» **Exercise details**
Return the lines where the word "date" occurs.
[START Data entries]
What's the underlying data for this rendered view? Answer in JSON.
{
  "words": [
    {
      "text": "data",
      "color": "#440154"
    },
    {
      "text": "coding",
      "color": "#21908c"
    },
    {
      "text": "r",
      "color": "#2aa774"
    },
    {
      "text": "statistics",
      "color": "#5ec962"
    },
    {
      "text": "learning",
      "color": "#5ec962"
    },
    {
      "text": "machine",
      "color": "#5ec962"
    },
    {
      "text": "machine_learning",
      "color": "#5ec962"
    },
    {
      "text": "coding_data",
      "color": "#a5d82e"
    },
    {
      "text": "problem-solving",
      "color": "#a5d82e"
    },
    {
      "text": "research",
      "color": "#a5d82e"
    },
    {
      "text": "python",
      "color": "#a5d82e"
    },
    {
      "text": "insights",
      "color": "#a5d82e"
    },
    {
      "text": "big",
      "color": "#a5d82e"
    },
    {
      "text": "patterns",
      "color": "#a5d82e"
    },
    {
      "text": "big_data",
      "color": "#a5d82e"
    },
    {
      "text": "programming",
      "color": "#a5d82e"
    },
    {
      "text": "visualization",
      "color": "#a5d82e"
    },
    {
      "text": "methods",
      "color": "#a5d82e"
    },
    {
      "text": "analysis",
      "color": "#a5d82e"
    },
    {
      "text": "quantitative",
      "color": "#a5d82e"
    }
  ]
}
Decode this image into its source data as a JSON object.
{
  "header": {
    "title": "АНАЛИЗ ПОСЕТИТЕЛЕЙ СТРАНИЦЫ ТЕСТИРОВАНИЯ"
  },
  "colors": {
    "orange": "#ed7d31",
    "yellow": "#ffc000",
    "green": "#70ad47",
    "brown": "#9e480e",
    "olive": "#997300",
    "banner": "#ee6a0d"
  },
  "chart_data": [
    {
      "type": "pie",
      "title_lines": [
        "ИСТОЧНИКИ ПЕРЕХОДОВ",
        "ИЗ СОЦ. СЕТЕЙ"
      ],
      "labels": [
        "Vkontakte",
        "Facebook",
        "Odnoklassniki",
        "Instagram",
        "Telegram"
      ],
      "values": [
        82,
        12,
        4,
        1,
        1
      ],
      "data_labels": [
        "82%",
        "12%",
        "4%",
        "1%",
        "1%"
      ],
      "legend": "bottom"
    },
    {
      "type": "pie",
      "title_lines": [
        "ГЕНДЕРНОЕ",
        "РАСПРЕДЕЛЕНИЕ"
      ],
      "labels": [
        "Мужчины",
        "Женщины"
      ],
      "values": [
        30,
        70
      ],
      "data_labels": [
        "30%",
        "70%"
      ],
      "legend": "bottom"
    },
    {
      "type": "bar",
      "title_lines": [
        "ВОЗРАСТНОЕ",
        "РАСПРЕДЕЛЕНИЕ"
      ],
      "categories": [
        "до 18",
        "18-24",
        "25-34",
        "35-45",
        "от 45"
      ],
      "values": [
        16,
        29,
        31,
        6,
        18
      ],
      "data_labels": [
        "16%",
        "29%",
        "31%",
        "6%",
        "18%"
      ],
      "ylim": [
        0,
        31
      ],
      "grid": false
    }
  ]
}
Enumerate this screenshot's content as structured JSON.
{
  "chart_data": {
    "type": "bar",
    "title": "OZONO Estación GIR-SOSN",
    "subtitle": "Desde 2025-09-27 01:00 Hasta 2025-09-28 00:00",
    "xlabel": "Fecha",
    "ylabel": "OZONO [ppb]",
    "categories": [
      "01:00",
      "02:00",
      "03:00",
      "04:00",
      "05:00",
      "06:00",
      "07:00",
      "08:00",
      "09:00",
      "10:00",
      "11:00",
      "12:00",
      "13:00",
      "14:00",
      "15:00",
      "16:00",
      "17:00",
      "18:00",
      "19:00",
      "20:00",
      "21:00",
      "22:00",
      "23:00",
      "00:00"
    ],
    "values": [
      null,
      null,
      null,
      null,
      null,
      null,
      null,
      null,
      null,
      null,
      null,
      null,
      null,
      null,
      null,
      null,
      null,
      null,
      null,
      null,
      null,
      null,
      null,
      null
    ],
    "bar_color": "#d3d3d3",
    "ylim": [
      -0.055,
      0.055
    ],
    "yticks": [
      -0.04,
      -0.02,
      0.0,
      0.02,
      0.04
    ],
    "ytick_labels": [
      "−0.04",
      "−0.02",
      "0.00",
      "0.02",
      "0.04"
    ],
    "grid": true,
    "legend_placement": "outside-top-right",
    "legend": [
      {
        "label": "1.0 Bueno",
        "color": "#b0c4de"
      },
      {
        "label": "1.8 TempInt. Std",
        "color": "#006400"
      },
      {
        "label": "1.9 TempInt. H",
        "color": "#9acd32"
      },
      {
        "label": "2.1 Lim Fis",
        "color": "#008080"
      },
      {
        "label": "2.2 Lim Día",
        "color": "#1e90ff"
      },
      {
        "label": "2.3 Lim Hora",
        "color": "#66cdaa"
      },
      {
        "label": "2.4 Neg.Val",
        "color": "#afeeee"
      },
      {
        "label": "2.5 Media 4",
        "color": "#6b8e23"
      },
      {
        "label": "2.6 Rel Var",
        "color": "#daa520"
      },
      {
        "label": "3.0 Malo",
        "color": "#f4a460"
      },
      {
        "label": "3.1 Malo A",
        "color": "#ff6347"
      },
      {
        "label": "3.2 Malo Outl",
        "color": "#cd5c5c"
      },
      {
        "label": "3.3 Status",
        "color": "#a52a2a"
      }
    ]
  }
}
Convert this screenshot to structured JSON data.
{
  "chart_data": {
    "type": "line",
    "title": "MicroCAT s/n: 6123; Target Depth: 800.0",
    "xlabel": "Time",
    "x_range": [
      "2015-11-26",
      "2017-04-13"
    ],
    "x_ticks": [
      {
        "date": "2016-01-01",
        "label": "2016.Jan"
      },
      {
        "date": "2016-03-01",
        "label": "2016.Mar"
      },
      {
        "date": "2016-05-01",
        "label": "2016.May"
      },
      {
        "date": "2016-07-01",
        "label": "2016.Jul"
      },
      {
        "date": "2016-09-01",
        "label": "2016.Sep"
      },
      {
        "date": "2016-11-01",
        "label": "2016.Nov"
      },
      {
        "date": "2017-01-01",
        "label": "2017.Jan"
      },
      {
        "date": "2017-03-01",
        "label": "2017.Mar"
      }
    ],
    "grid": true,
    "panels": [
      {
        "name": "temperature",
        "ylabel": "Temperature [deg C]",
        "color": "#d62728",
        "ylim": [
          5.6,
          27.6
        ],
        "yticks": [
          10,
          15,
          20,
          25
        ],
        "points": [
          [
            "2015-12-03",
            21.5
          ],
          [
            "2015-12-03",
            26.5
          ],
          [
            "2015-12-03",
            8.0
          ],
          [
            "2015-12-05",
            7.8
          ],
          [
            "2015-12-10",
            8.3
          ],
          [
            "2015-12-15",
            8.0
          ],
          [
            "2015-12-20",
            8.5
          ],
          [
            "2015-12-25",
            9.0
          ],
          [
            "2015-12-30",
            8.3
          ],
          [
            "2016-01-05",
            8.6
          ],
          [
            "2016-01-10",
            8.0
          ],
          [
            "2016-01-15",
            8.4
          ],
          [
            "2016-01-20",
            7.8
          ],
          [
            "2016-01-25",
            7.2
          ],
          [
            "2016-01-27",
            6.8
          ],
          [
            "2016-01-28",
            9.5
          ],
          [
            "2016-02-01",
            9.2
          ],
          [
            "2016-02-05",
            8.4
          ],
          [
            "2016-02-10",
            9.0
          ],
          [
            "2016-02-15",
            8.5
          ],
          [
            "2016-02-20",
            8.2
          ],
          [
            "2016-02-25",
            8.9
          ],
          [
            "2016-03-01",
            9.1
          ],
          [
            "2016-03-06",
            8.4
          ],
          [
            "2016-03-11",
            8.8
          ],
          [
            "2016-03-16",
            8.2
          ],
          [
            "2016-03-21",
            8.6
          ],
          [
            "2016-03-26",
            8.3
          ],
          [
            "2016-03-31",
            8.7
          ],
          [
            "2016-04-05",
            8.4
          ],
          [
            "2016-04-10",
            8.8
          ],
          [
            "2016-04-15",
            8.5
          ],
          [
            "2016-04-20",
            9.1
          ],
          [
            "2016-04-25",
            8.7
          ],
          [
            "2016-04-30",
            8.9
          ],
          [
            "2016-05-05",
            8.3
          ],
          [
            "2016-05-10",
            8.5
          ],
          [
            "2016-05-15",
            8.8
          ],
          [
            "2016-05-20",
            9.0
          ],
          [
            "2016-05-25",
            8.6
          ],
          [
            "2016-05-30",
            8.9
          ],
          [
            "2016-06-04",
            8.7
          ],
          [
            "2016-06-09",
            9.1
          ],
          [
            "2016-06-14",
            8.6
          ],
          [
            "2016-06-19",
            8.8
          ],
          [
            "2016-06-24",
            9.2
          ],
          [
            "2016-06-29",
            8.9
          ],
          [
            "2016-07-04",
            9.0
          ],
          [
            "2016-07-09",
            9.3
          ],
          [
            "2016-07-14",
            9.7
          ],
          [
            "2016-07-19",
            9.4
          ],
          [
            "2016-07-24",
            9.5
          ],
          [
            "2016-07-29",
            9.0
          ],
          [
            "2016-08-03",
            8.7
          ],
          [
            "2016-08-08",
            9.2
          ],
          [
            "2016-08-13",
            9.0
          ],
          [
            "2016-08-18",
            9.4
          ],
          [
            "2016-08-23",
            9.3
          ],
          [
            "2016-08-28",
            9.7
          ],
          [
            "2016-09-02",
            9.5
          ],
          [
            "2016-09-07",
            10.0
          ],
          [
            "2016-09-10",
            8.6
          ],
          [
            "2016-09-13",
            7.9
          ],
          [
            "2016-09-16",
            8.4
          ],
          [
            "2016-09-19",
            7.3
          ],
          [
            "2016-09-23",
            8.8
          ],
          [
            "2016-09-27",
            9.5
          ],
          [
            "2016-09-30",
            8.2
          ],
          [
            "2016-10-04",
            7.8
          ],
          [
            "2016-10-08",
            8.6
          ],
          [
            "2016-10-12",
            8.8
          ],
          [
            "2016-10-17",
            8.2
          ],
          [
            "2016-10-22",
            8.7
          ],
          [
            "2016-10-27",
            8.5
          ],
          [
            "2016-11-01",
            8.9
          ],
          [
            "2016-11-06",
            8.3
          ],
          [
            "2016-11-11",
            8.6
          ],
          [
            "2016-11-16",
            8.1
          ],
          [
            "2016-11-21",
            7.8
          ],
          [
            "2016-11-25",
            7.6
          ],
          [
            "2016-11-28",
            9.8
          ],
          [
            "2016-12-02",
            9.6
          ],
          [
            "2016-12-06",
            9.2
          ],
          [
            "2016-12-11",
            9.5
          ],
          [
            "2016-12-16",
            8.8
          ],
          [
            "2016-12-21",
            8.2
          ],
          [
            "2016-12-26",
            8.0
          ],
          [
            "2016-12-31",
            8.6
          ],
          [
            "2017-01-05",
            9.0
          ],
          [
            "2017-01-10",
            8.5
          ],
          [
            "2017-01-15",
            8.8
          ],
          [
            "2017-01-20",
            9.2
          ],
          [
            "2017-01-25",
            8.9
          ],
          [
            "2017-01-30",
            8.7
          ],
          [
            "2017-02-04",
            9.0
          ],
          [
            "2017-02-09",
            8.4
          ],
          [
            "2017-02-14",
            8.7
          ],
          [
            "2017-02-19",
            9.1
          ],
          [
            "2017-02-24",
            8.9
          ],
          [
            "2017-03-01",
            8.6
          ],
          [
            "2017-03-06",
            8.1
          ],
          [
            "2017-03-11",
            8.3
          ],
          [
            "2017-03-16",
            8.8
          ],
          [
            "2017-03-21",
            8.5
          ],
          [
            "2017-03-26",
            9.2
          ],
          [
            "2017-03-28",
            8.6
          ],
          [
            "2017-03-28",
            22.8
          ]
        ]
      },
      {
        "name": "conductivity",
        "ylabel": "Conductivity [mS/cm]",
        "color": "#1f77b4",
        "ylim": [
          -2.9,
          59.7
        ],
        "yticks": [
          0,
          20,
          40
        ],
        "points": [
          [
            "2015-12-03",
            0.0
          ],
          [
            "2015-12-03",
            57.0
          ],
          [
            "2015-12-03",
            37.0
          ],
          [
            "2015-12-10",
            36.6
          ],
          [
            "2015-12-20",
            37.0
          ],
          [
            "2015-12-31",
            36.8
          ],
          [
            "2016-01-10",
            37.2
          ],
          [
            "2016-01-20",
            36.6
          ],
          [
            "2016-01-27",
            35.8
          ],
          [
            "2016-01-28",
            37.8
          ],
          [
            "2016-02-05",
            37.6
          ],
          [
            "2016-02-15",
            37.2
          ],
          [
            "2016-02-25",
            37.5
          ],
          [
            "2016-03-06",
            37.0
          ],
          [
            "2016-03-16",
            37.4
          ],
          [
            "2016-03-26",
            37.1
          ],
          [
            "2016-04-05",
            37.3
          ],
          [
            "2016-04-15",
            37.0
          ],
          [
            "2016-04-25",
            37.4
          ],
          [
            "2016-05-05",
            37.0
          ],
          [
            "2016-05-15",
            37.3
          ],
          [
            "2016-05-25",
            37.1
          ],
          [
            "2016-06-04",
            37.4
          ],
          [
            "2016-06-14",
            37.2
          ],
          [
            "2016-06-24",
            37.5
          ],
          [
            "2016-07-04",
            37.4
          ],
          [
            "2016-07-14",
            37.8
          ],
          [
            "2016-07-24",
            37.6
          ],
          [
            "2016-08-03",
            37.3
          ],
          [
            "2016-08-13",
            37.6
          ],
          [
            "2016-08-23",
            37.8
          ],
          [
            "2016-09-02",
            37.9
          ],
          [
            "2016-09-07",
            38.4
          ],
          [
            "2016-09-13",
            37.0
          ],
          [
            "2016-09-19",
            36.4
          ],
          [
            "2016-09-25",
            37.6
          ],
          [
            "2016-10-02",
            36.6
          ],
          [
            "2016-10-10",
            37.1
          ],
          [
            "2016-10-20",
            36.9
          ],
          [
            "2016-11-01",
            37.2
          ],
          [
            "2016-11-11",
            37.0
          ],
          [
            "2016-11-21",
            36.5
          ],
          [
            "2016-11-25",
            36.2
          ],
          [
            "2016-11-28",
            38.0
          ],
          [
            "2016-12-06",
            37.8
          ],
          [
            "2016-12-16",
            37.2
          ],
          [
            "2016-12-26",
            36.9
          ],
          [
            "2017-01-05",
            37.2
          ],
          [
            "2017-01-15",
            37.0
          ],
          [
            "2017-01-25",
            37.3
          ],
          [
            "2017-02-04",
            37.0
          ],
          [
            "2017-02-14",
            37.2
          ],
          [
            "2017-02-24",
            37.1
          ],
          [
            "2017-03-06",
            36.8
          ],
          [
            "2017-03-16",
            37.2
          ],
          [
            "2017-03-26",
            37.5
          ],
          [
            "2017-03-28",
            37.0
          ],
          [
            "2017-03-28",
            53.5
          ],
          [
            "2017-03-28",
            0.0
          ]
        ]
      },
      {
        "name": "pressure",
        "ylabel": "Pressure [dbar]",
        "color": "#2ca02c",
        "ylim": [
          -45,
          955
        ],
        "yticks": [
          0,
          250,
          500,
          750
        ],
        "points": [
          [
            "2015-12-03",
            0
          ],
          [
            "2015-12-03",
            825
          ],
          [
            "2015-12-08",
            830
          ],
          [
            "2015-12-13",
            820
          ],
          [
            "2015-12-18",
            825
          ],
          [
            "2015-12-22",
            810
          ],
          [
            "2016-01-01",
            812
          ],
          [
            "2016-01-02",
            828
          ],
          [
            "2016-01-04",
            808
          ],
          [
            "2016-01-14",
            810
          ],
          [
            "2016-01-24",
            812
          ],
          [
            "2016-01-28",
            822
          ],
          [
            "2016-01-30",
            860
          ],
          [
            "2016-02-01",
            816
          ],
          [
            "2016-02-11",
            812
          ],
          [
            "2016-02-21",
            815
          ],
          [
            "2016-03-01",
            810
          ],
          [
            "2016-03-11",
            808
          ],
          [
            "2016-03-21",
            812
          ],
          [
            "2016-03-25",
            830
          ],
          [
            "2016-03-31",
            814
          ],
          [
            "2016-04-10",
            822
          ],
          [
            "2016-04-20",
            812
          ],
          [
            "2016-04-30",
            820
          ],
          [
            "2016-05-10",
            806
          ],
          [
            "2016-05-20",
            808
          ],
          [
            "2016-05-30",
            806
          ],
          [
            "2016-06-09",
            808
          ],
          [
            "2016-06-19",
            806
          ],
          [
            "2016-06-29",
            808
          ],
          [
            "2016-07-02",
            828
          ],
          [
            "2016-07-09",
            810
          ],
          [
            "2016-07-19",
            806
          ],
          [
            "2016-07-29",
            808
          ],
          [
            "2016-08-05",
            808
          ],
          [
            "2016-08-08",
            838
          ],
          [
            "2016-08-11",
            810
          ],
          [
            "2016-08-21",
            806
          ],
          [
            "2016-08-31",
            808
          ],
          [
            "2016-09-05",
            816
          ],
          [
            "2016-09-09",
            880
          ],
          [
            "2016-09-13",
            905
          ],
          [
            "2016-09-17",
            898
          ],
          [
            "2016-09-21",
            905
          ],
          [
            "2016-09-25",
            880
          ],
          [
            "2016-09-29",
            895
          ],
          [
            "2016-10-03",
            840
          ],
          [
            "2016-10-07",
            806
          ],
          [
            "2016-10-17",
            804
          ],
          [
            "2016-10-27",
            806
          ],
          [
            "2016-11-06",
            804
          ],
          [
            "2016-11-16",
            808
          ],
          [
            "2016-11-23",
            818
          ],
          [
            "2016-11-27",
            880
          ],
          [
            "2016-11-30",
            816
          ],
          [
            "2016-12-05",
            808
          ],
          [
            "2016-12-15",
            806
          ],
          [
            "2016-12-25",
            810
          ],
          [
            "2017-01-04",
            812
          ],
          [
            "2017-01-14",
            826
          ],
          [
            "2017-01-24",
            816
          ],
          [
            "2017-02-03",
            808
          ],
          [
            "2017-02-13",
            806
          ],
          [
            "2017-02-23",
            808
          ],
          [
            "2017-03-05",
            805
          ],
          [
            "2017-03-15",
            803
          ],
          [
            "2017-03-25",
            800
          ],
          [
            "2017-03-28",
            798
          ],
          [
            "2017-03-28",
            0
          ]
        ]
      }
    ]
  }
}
[END Data entries]
» **Task answer**
        "date": "2016-01-01",
        "date": "2016-03-01",
        "date": "2016-05-01",
        "date": "2016-07-01",
        "date": "2016-09-01",
        "date": "2016-11-01",
        "date": "2017-01-01",
        "date": "2017-03-01",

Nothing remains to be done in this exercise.